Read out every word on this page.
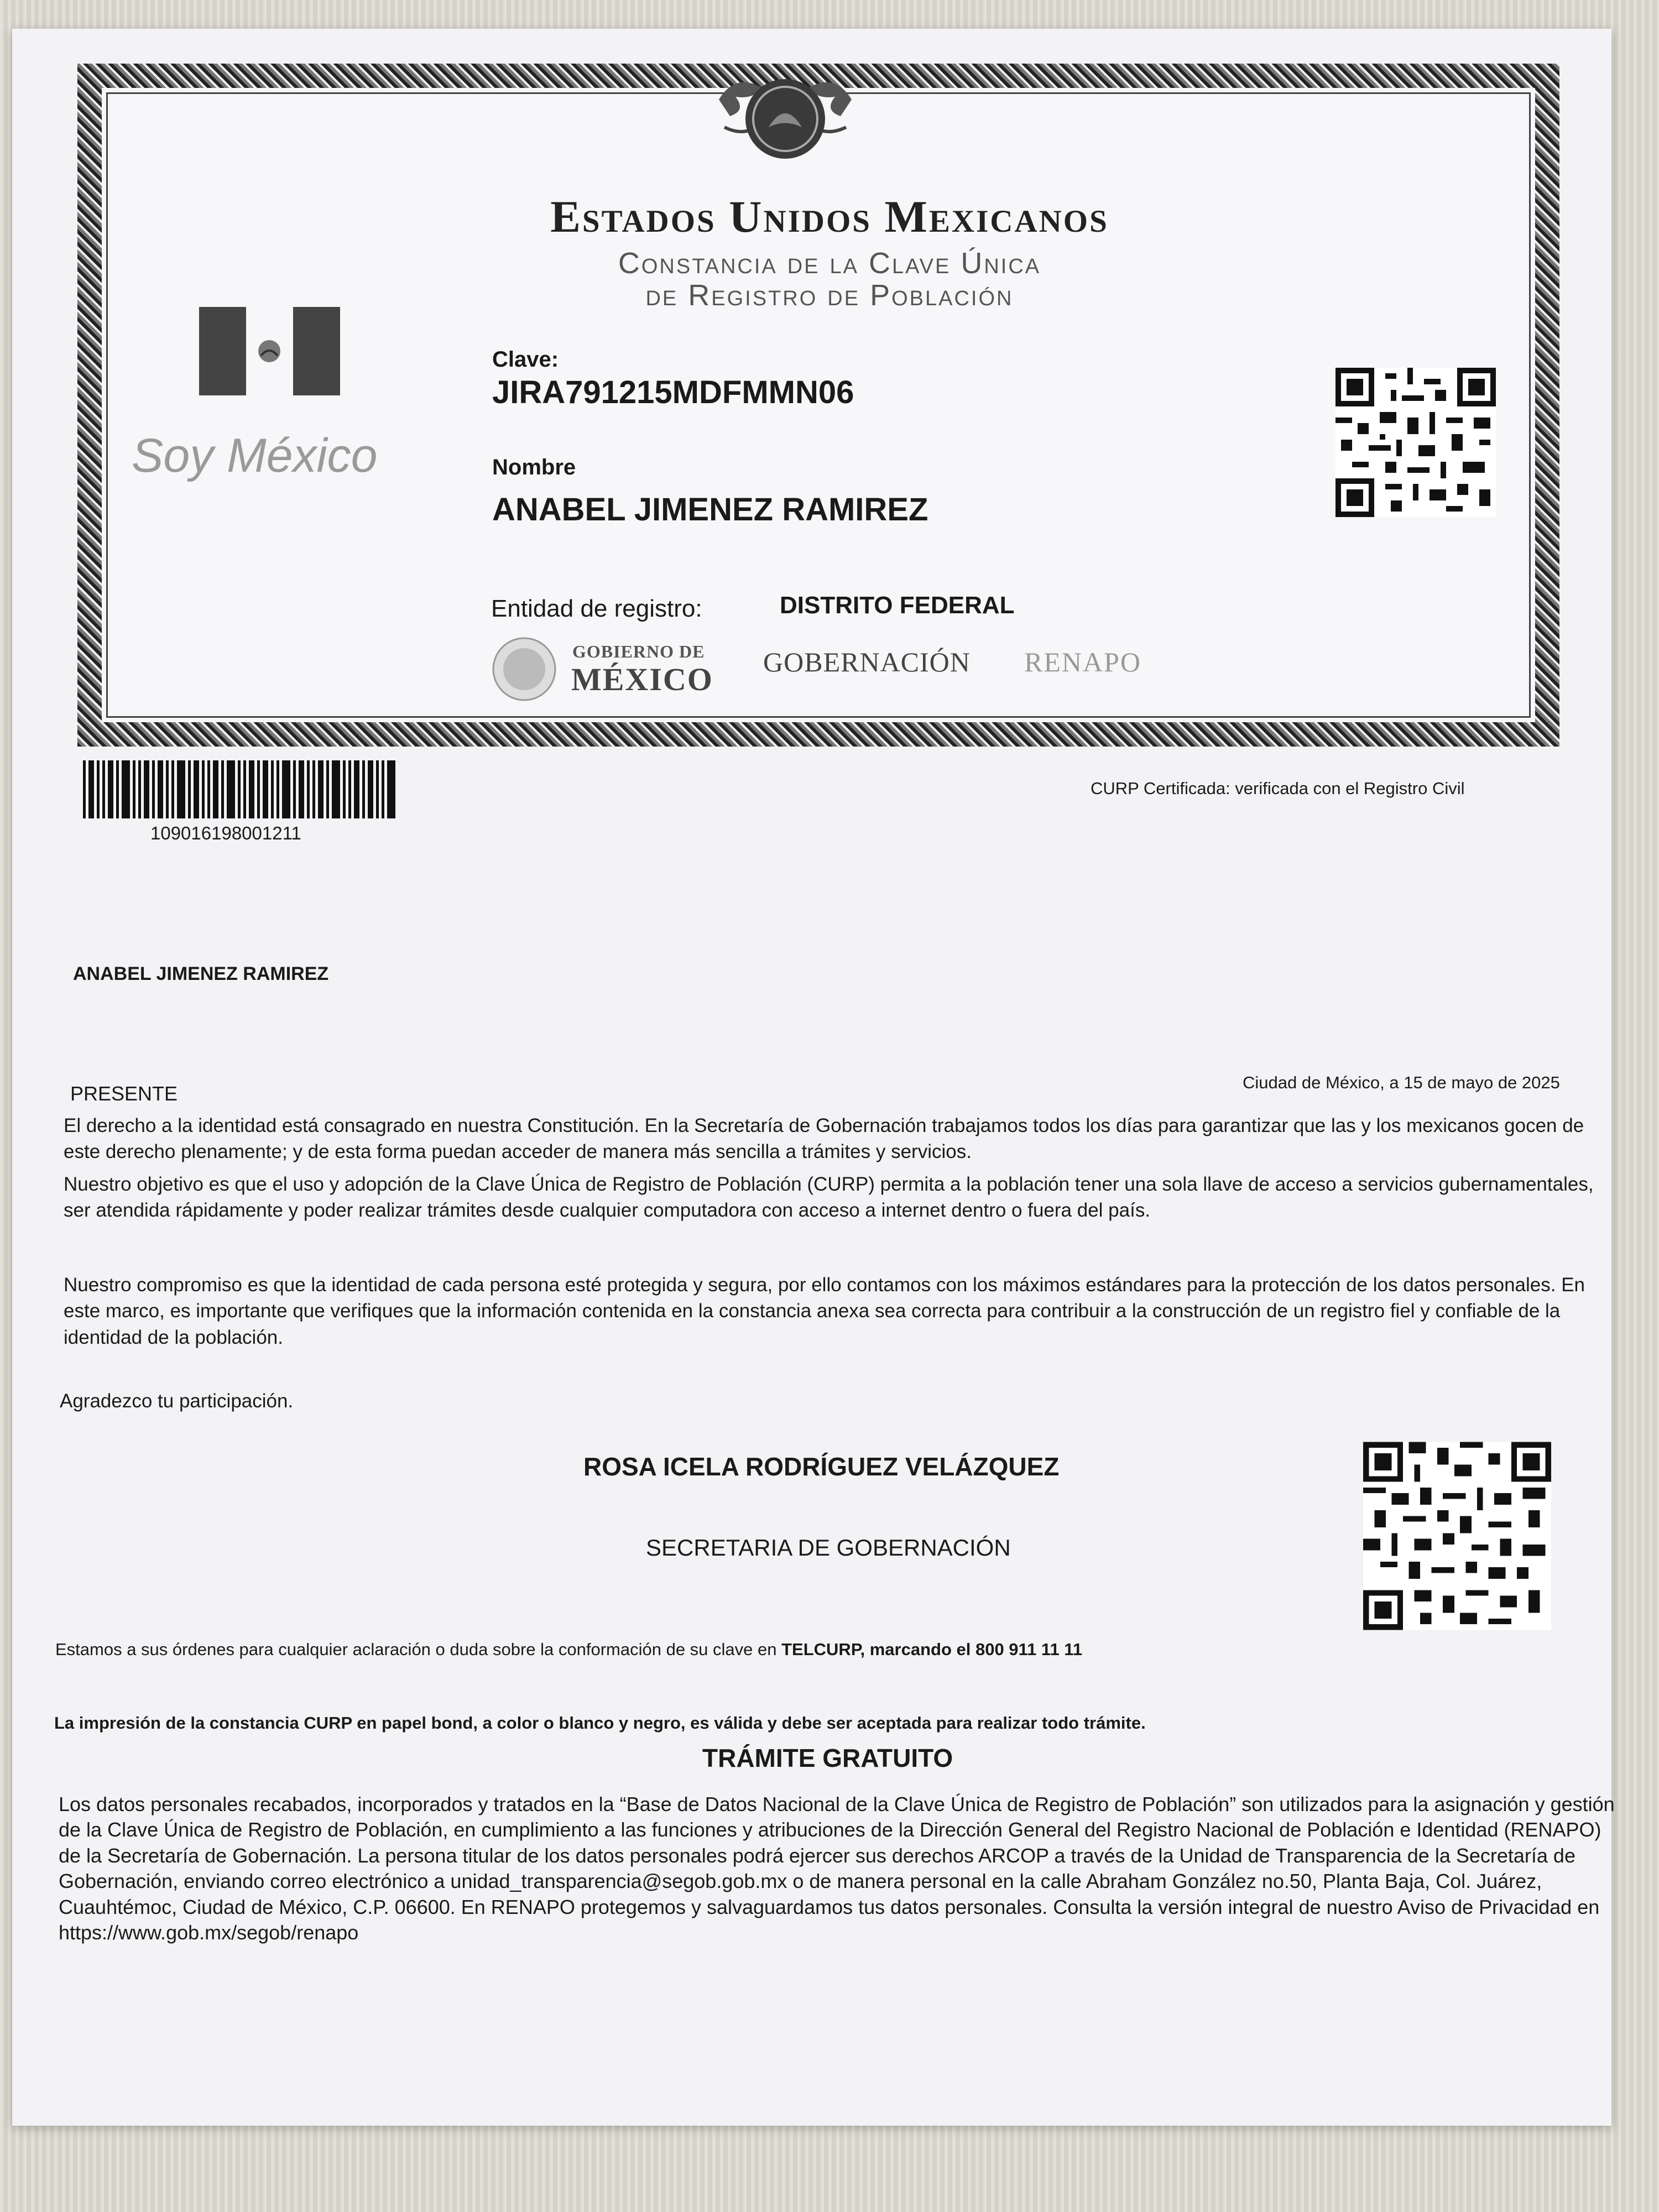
Estados Unidos Mexicanos
Constancia de la Clave Única
de Registro de Población
Soy México
Clave:
JIRA791215MDFMMN06
Nombre
ANABEL JIMENEZ RAMIREZ
Entidad de registro:	DISTRITO FEDERAL
GOBIERNO DE
MÉXICO GOBERNACIÓN RENAPO
109016198001211
CURP Certificada: verificada con el Registro Civil
ANABEL JIMENEZ RAMIREZ
Ciudad de México, a 15 de mayo de 2025
PRESENTE
El derecho a la identidad está consagrado en nuestra Constitución. En la Secretaría de Gobernación trabajamos todos los días para garantizar que las y los mexicanos gocen de este derecho plenamente; y de esta forma puedan acceder de manera más sencilla a trámites y servicios.
Nuestro objetivo es que el uso y adopción de la Clave Única de Registro de Población (CURP) permita a la población tener una sola llave de acceso a servicios gubernamentales, ser atendida rápidamente y poder realizar trámites desde cualquier computadora con acceso a internet dentro o fuera del país.
Nuestro compromiso es que la identidad de cada persona esté protegida y segura, por ello contamos con los máximos estándares para la protección de los datos personales. En este marco, es importante que verifiques que la información contenida en la constancia anexa sea correcta para contribuir a la construcción de un registro fiel y confiable de la identidad de la población.
Agradezco tu participación.
ROSA ICELA RODRÍGUEZ VELÁZQUEZ
SECRETARIA DE GOBERNACIÓN
Estamos a sus órdenes para cualquier aclaración o duda sobre la conformación de su clave en TELCURP, marcando el 800 911 11 11
La impresión de la constancia CURP en papel bond, a color o blanco y negro, es válida y debe ser aceptada para realizar todo trámite.
TRÁMITE GRATUITO
Los datos personales recabados, incorporados y tratados en la “Base de Datos Nacional de la Clave Única de Registro de Población” son utilizados para la asignación y gestión de la Clave Única de Registro de Población, en cumplimiento a las funciones y atribuciones de la Dirección General del Registro Nacional de Población e Identidad (RENAPO) de la Secretaría de Gobernación. La persona titular de los datos personales podrá ejercer sus derechos ARCOP a través de la Unidad de Transparencia de la Secretaría de Gobernación, enviando correo electrónico a unidad_transparencia@segob.gob.mx o de manera personal en la calle Abraham González no.50, Planta Baja, Col. Juárez, Cuauhtémoc, Ciudad de México, C.P. 06600. En RENAPO protegemos y salvaguardamos tus datos personales. Consulta la versión integral de nuestro Aviso de Privacidad en https://www.gob.mx/segob/renapo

**What you will do**
Leave out the pictures and transcribe the entries above exactly.

**Exercise result**
Read out every word on this page.
Estados Unidos Mexicanos
Constancia de la Clave Única
de Registro de Población
Soy México
Clave:
JIRA791215MDFMMN06
Nombre
ANABEL JIMENEZ RAMIREZ
Entidad de registro:	DISTRITO FEDERAL
GOBIERNO DE
MÉXICO GOBERNACIÓN RENAPO
109016198001211
CURP Certificada: verificada con el Registro Civil
ANABEL JIMENEZ RAMIREZ
Ciudad de México, a 15 de mayo de 2025
PRESENTE
El derecho a la identidad está consagrado en nuestra Constitución. En la Secretaría de Gobernación trabajamos todos los días para garantizar que las y los mexicanos gocen de este derecho plenamente; y de esta forma puedan acceder de manera más sencilla a trámites y servicios.
Nuestro objetivo es que el uso y adopción de la Clave Única de Registro de Población (CURP) permita a la población tener una sola llave de acceso a servicios gubernamentales, ser atendida rápidamente y poder realizar trámites desde cualquier computadora con acceso a internet dentro o fuera del país.
Nuestro compromiso es que la identidad de cada persona esté protegida y segura, por ello contamos con los máximos estándares para la protección de los datos personales. En este marco, es importante que verifiques que la información contenida en la constancia anexa sea correcta para contribuir a la construcción de un registro fiel y confiable de la identidad de la población.
Agradezco tu participación.
ROSA ICELA RODRÍGUEZ VELÁZQUEZ
SECRETARIA DE GOBERNACIÓN
Estamos a sus órdenes para cualquier aclaración o duda sobre la conformación de su clave en TELCURP, marcando el 800 911 11 11
La impresión de la constancia CURP en papel bond, a color o blanco y negro, es válida y debe ser aceptada para realizar todo trámite.
TRÁMITE GRATUITO
Los datos personales recabados, incorporados y tratados en la “Base de Datos Nacional de la Clave Única de Registro de Población” son utilizados para la asignación y gestión de la Clave Única de Registro de Población, en cumplimiento a las funciones y atribuciones de la Dirección General del Registro Nacional de Población e Identidad (RENAPO) de la Secretaría de Gobernación. La persona titular de los datos personales podrá ejercer sus derechos ARCOP a través de la Unidad de Transparencia de la Secretaría de Gobernación, enviando correo electrónico a unidad_transparencia@segob.gob.mx o de manera personal en la calle Abraham González no.50, Planta Baja, Col. Juárez, Cuauhtémoc, Ciudad de México, C.P. 06600. En RENAPO protegemos y salvaguardamos tus datos personales. Consulta la versión integral de nuestro Aviso de Privacidad en https://www.gob.mx/segob/renapo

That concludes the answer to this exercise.